**THE TASK:**
Your task is to repeat all of the data exactly while excluding the pictures.

**DATASET RECORDS:**

-------

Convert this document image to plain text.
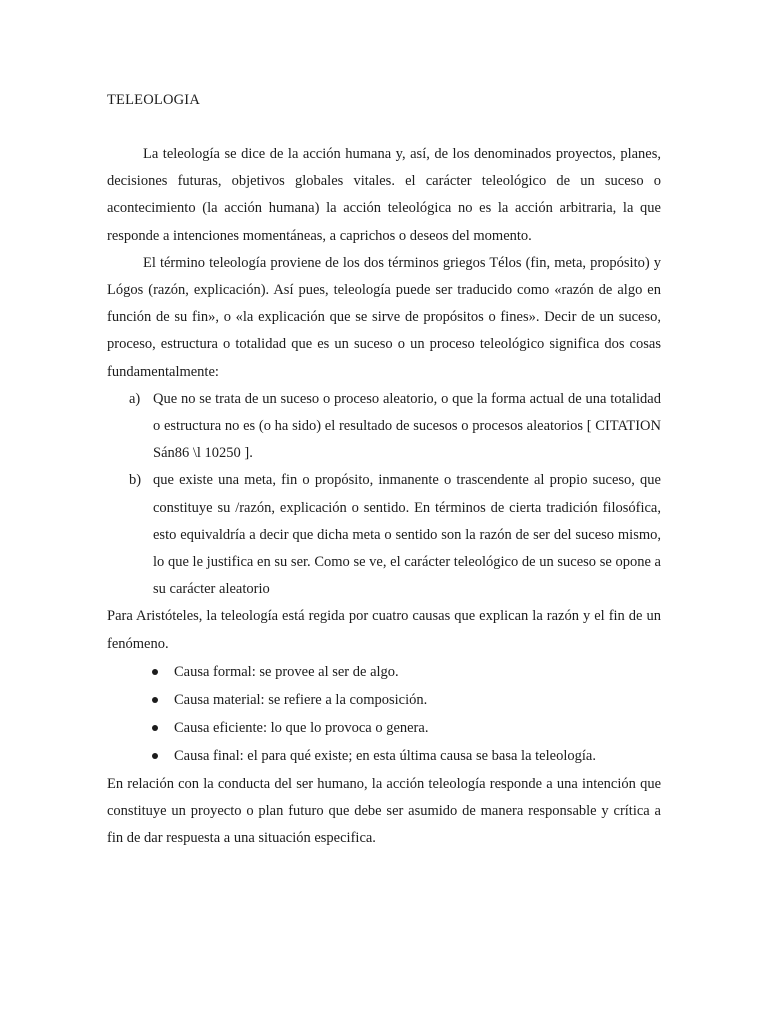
TELEOLOGIA

La teleología se dice de la acción humana y, así, de los denominados proyectos, planes, decisiones futuras, objetivos globales vitales. el carácter teleológico de un suceso o acontecimiento (la acción humana) la acción teleológica no es la acción arbitraria, la que responde a intenciones momentáneas, a caprichos o deseos del momento.

El término teleología proviene de los dos términos griegos Télos (fin, meta, propósito) y Lógos (razón, explicación). Así pues, teleología puede ser traducido como «razón de algo en función de su fin», o «la explicación que se sirve de propósitos o fines». Decir de un suceso, proceso, estructura o totalidad que es un suceso o un proceso teleológico significa dos cosas fundamentalmente:

a) Que no se trata de un suceso o proceso aleatorio, o que la forma actual de una totalidad o estructura no es (o ha sido) el resultado de sucesos o procesos aleatorios [ CITATION Sán86 \l 10250 ].
b) que existe una meta, fin o propósito, inmanente o trascendente al propio suceso, que constituye su /razón, explicación o sentido. En términos de cierta tradición filosófica, esto equivaldría a decir que dicha meta o sentido son la razón de ser del suceso mismo, lo que le justifica en su ser. Como se ve, el carácter teleológico de un suceso se opone a su carácter aleatorio

Para Aristóteles, la teleología está regida por cuatro causas que explican la razón y el fin de un fenómeno.

Causa formal: se provee al ser de algo.
Causa material: se refiere a la composición.
Causa eficiente: lo que lo provoca o genera.
Causa final: el para qué existe; en esta última causa se basa la teleología.

En relación con la conducta del ser humano, la acción teleología responde a una intención que constituye un proyecto o plan futuro que debe ser asumido de manera responsable y crítica a fin de dar respuesta a una situación especifica.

-------

**WRITTEN ANSWER:**
Convert this document image to plain text.
TELEOLOGIA

La teleología se dice de la acción humana y, así, de los denominados proyectos, planes, decisiones futuras, objetivos globales vitales. el carácter teleológico de un suceso o acontecimiento (la acción humana) la acción teleológica no es la acción arbitraria, la que responde a intenciones momentáneas, a caprichos o deseos del momento.

El término teleología proviene de los dos términos griegos Télos (fin, meta, propósito) y Lógos (razón, explicación). Así pues, teleología puede ser traducido como «razón de algo en función de su fin», o «la explicación que se sirve de propósitos o fines». Decir de un suceso, proceso, estructura o totalidad que es un suceso o un proceso teleológico significa dos cosas fundamentalmente:

a) Que no se trata de un suceso o proceso aleatorio, o que la forma actual de una totalidad o estructura no es (o ha sido) el resultado de sucesos o procesos aleatorios [ CITATION Sán86 \l 10250 ].
b) que existe una meta, fin o propósito, inmanente o trascendente al propio suceso, que constituye su /razón, explicación o sentido. En términos de cierta tradición filosófica, esto equivaldría a decir que dicha meta o sentido son la razón de ser del suceso mismo, lo que le justifica en su ser. Como se ve, el carácter teleológico de un suceso se opone a su carácter aleatorio

Para Aristóteles, la teleología está regida por cuatro causas que explican la razón y el fin de un fenómeno.

Causa formal: se provee al ser de algo.
Causa material: se refiere a la composición.
Causa eficiente: lo que lo provoca o genera.
Causa final: el para qué existe; en esta última causa se basa la teleología.

En relación con la conducta del ser humano, la acción teleología responde a una intención que constituye un proyecto o plan futuro que debe ser asumido de manera responsable y crítica a fin de dar respuesta a una situación especifica.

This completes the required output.